> TASK DETAILS:
Carry none of the pictures over; set down the material below exactly.
── SOURCE MATERIAL ──
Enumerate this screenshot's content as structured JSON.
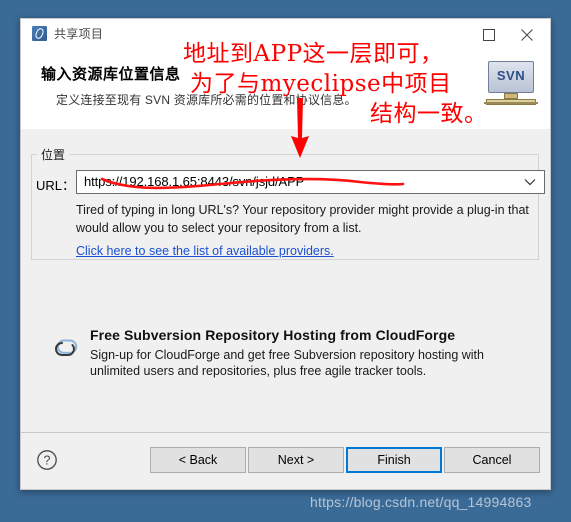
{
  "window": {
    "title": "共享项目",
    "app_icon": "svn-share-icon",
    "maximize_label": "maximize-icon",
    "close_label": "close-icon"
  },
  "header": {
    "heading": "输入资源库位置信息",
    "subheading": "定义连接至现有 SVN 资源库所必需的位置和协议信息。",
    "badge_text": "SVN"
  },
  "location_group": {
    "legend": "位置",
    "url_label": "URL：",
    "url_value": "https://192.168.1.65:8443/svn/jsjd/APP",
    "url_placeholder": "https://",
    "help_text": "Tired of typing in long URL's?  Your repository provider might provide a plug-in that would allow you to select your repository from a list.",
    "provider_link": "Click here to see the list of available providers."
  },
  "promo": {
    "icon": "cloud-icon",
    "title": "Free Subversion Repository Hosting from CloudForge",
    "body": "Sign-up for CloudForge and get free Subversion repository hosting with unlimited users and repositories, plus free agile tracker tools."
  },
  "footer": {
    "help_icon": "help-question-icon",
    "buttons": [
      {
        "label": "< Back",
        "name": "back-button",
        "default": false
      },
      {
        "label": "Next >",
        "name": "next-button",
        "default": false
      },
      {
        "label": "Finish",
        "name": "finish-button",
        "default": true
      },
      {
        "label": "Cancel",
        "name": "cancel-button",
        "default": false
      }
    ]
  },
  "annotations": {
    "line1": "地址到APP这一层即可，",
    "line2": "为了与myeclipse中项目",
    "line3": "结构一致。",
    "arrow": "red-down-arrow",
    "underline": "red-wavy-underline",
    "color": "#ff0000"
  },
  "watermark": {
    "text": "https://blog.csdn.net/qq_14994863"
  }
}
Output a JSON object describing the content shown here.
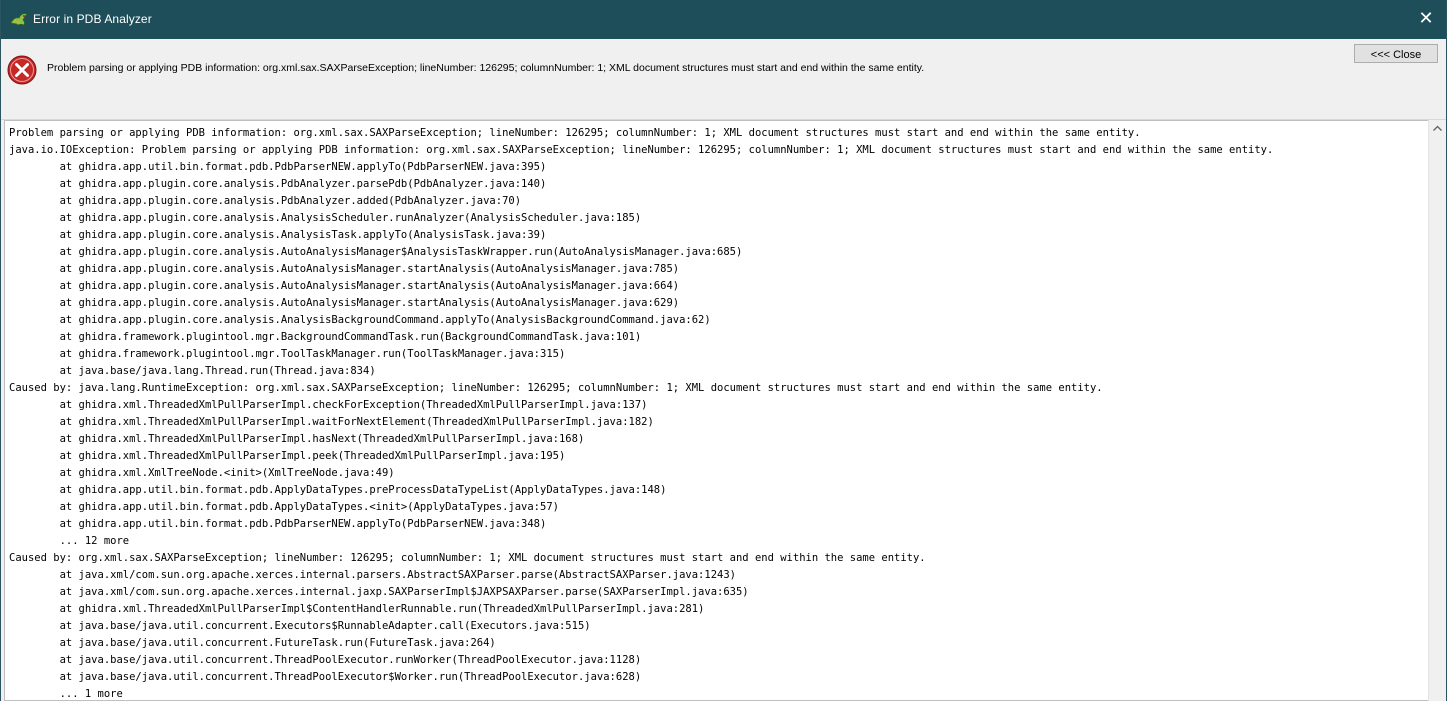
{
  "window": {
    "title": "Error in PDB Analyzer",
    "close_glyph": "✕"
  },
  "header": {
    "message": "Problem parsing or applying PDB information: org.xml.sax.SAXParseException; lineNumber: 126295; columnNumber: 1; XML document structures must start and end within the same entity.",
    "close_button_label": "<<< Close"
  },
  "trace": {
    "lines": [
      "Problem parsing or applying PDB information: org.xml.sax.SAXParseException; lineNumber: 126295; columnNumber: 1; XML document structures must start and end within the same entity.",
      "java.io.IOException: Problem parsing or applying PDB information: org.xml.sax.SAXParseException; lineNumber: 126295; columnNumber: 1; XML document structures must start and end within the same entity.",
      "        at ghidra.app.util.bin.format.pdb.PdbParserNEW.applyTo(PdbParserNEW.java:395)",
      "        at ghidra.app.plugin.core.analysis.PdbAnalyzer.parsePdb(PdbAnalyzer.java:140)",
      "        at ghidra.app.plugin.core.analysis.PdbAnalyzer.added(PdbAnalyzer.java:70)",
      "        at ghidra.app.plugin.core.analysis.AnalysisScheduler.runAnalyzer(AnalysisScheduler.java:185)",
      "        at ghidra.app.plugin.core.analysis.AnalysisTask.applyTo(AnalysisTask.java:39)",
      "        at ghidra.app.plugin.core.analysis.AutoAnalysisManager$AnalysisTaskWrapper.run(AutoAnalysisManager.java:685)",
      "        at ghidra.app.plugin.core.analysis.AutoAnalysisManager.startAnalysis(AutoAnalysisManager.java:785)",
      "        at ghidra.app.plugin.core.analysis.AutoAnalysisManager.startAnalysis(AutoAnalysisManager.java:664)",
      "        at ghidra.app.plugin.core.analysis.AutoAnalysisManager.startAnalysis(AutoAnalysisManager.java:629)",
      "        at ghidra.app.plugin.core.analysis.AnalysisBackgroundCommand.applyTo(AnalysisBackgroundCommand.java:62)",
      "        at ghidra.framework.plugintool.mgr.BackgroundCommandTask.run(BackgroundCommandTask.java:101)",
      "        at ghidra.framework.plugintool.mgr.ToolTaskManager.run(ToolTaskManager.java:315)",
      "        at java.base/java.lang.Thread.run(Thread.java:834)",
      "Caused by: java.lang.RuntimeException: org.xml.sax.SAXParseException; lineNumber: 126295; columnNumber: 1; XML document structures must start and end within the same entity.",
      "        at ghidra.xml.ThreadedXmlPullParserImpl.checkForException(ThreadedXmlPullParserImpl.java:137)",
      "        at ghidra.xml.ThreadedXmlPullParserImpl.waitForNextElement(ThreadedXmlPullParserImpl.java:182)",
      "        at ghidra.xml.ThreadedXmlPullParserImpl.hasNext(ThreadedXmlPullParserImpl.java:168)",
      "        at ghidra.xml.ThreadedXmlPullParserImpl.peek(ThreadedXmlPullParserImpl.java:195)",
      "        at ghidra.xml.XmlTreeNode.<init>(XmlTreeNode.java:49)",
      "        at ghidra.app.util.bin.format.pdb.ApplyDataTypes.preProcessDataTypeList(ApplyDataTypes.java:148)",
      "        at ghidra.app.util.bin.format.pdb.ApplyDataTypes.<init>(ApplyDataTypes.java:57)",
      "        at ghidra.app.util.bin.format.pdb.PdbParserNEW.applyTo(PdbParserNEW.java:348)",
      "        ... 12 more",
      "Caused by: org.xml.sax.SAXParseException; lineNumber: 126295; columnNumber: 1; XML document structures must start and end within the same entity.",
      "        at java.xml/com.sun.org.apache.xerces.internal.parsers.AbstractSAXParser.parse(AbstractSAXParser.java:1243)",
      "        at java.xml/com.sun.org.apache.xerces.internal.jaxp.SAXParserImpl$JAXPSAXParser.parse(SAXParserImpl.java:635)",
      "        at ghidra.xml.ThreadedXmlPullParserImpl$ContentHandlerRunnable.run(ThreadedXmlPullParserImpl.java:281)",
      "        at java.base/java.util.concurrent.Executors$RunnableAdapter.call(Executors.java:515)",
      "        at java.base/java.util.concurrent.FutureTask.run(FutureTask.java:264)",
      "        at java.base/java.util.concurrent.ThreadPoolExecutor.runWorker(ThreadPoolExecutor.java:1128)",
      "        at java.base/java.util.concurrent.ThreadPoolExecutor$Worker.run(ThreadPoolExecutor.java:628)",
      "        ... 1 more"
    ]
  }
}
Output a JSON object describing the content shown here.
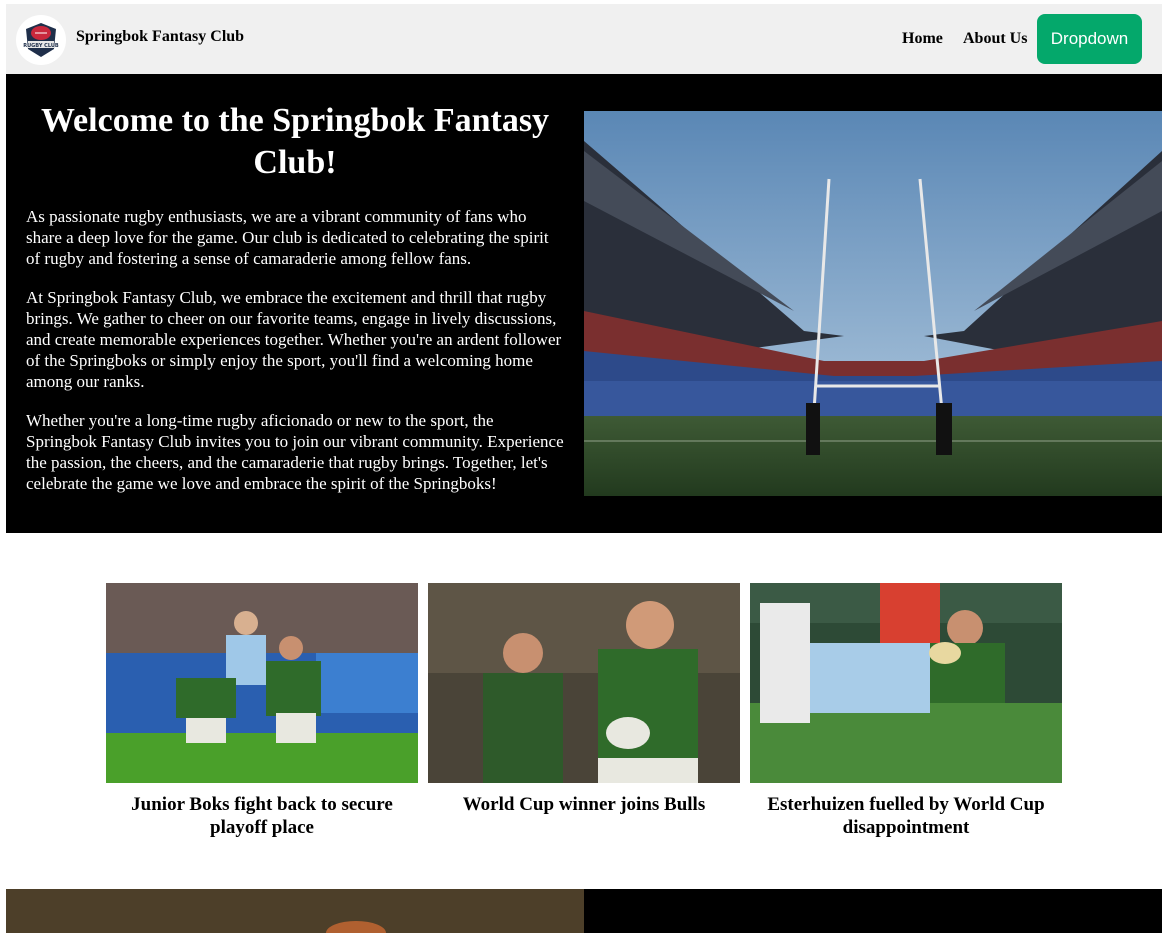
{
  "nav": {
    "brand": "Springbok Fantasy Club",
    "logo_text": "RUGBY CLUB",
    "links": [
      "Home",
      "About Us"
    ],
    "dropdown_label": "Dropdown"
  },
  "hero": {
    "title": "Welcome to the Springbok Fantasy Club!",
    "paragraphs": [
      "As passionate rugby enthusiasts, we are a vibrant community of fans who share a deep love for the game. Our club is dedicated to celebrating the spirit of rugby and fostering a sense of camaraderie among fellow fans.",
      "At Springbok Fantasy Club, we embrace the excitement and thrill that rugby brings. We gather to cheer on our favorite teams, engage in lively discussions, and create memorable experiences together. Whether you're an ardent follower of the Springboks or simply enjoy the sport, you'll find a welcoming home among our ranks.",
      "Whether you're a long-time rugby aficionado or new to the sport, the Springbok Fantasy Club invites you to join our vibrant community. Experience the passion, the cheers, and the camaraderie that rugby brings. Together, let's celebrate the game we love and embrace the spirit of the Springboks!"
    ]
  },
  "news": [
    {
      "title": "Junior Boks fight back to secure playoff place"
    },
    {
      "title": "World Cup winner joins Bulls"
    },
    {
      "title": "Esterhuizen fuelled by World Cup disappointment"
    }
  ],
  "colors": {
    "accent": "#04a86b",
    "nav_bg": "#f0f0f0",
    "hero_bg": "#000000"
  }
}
───
> ANSWER FOR THE TASK:
Enumerate this screenshot's content as structured JSON.
{
  "window": {
    "title": "共享项目",
    "app_icon": "svn-share-icon",
    "maximize_label": "maximize-icon",
    "close_label": "close-icon"
  },
  "header": {
    "heading": "输入资源库位置信息",
    "subheading": "定义连接至现有 SVN 资源库所必需的位置和协议信息。",
    "badge_text": "SVN"
  },
  "location_group": {
    "legend": "位置",
    "url_label": "URL：",
    "url_value": "https://192.168.1.65:8443/svn/jsjd/APP",
    "url_placeholder": "https://",
    "help_text": "Tired of typing in long URL's?  Your repository provider might provide a plug-in that would allow you to select your repository from a list.",
    "provider_link": "Click here to see the list of available providers."
  },
  "promo": {
    "icon": "cloud-icon",
    "title": "Free Subversion Repository Hosting from CloudForge",
    "body": "Sign-up for CloudForge and get free Subversion repository hosting with unlimited users and repositories, plus free agile tracker tools."
  },
  "footer": {
    "help_icon": "help-question-icon",
    "buttons": [
      {
        "label": "< Back",
        "name": "back-button",
        "default": false
      },
      {
        "label": "Next >",
        "name": "next-button",
        "default": false
      },
      {
        "label": "Finish",
        "name": "finish-button",
        "default": true
      },
      {
        "label": "Cancel",
        "name": "cancel-button",
        "default": false
      }
    ]
  },
  "annotations": {
    "line1": "地址到APP这一层即可，",
    "line2": "为了与myeclipse中项目",
    "line3": "结构一致。",
    "arrow": "red-down-arrow",
    "underline": "red-wavy-underline",
    "color": "#ff0000"
  },
  "watermark": {
    "text": "https://blog.csdn.net/qq_14994863"
  }
}
Output a JSON object describing the content shown here.
{
  "window": {
    "title": "Error in PDB Analyzer",
    "close_glyph": "✕"
  },
  "header": {
    "message": "Problem parsing or applying PDB information: org.xml.sax.SAXParseException; lineNumber: 126295; columnNumber: 1; XML document structures must start and end within the same entity.",
    "close_button_label": "<<< Close"
  },
  "trace": {
    "lines": [
      "Problem parsing or applying PDB information: org.xml.sax.SAXParseException; lineNumber: 126295; columnNumber: 1; XML document structures must start and end within the same entity.",
      "java.io.IOException: Problem parsing or applying PDB information: org.xml.sax.SAXParseException; lineNumber: 126295; columnNumber: 1; XML document structures must start and end within the same entity.",
      "        at ghidra.app.util.bin.format.pdb.PdbParserNEW.applyTo(PdbParserNEW.java:395)",
      "        at ghidra.app.plugin.core.analysis.PdbAnalyzer.parsePdb(PdbAnalyzer.java:140)",
      "        at ghidra.app.plugin.core.analysis.PdbAnalyzer.added(PdbAnalyzer.java:70)",
      "        at ghidra.app.plugin.core.analysis.AnalysisScheduler.runAnalyzer(AnalysisScheduler.java:185)",
      "        at ghidra.app.plugin.core.analysis.AnalysisTask.applyTo(AnalysisTask.java:39)",
      "        at ghidra.app.plugin.core.analysis.AutoAnalysisManager$AnalysisTaskWrapper.run(AutoAnalysisManager.java:685)",
      "        at ghidra.app.plugin.core.analysis.AutoAnalysisManager.startAnalysis(AutoAnalysisManager.java:785)",
      "        at ghidra.app.plugin.core.analysis.AutoAnalysisManager.startAnalysis(AutoAnalysisManager.java:664)",
      "        at ghidra.app.plugin.core.analysis.AutoAnalysisManager.startAnalysis(AutoAnalysisManager.java:629)",
      "        at ghidra.app.plugin.core.analysis.AnalysisBackgroundCommand.applyTo(AnalysisBackgroundCommand.java:62)",
      "        at ghidra.framework.plugintool.mgr.BackgroundCommandTask.run(BackgroundCommandTask.java:101)",
      "        at ghidra.framework.plugintool.mgr.ToolTaskManager.run(ToolTaskManager.java:315)",
      "        at java.base/java.lang.Thread.run(Thread.java:834)",
      "Caused by: java.lang.RuntimeException: org.xml.sax.SAXParseException; lineNumber: 126295; columnNumber: 1; XML document structures must start and end within the same entity.",
      "        at ghidra.xml.ThreadedXmlPullParserImpl.checkForException(ThreadedXmlPullParserImpl.java:137)",
      "        at ghidra.xml.ThreadedXmlPullParserImpl.waitForNextElement(ThreadedXmlPullParserImpl.java:182)",
      "        at ghidra.xml.ThreadedXmlPullParserImpl.hasNext(ThreadedXmlPullParserImpl.java:168)",
      "        at ghidra.xml.ThreadedXmlPullParserImpl.peek(ThreadedXmlPullParserImpl.java:195)",
      "        at ghidra.xml.XmlTreeNode.<init>(XmlTreeNode.java:49)",
      "        at ghidra.app.util.bin.format.pdb.ApplyDataTypes.preProcessDataTypeList(ApplyDataTypes.java:148)",
      "        at ghidra.app.util.bin.format.pdb.ApplyDataTypes.<init>(ApplyDataTypes.java:57)",
      "        at ghidra.app.util.bin.format.pdb.PdbParserNEW.applyTo(PdbParserNEW.java:348)",
      "        ... 12 more",
      "Caused by: org.xml.sax.SAXParseException; lineNumber: 126295; columnNumber: 1; XML document structures must start and end within the same entity.",
      "        at java.xml/com.sun.org.apache.xerces.internal.parsers.AbstractSAXParser.parse(AbstractSAXParser.java:1243)",
      "        at java.xml/com.sun.org.apache.xerces.internal.jaxp.SAXParserImpl$JAXPSAXParser.parse(SAXParserImpl.java:635)",
      "        at ghidra.xml.ThreadedXmlPullParserImpl$ContentHandlerRunnable.run(ThreadedXmlPullParserImpl.java:281)",
      "        at java.base/java.util.concurrent.Executors$RunnableAdapter.call(Executors.java:515)",
      "        at java.base/java.util.concurrent.FutureTask.run(FutureTask.java:264)",
      "        at java.base/java.util.concurrent.ThreadPoolExecutor.runWorker(ThreadPoolExecutor.java:1128)",
      "        at java.base/java.util.concurrent.ThreadPoolExecutor$Worker.run(ThreadPoolExecutor.java:628)",
      "        ... 1 more"
    ]
  }
}
Output a JSON object describing the content shown here.
{
  "nav": {
    "brand": "Springbok Fantasy Club",
    "logo_text": "RUGBY CLUB",
    "links": [
      "Home",
      "About Us"
    ],
    "dropdown_label": "Dropdown"
  },
  "hero": {
    "title": "Welcome to the Springbok Fantasy Club!",
    "paragraphs": [
      "As passionate rugby enthusiasts, we are a vibrant community of fans who share a deep love for the game. Our club is dedicated to celebrating the spirit of rugby and fostering a sense of camaraderie among fellow fans.",
      "At Springbok Fantasy Club, we embrace the excitement and thrill that rugby brings. We gather to cheer on our favorite teams, engage in lively discussions, and create memorable experiences together. Whether you're an ardent follower of the Springboks or simply enjoy the sport, you'll find a welcoming home among our ranks.",
      "Whether you're a long-time rugby aficionado or new to the sport, the Springbok Fantasy Club invites you to join our vibrant community. Experience the passion, the cheers, and the camaraderie that rugby brings. Together, let's celebrate the game we love and embrace the spirit of the Springboks!"
    ]
  },
  "news": [
    {
      "title": "Junior Boks fight back to secure playoff place"
    },
    {
      "title": "World Cup winner joins Bulls"
    },
    {
      "title": "Esterhuizen fuelled by World Cup disappointment"
    }
  ],
  "colors": {
    "accent": "#04a86b",
    "nav_bg": "#f0f0f0",
    "hero_bg": "#000000"
  }
}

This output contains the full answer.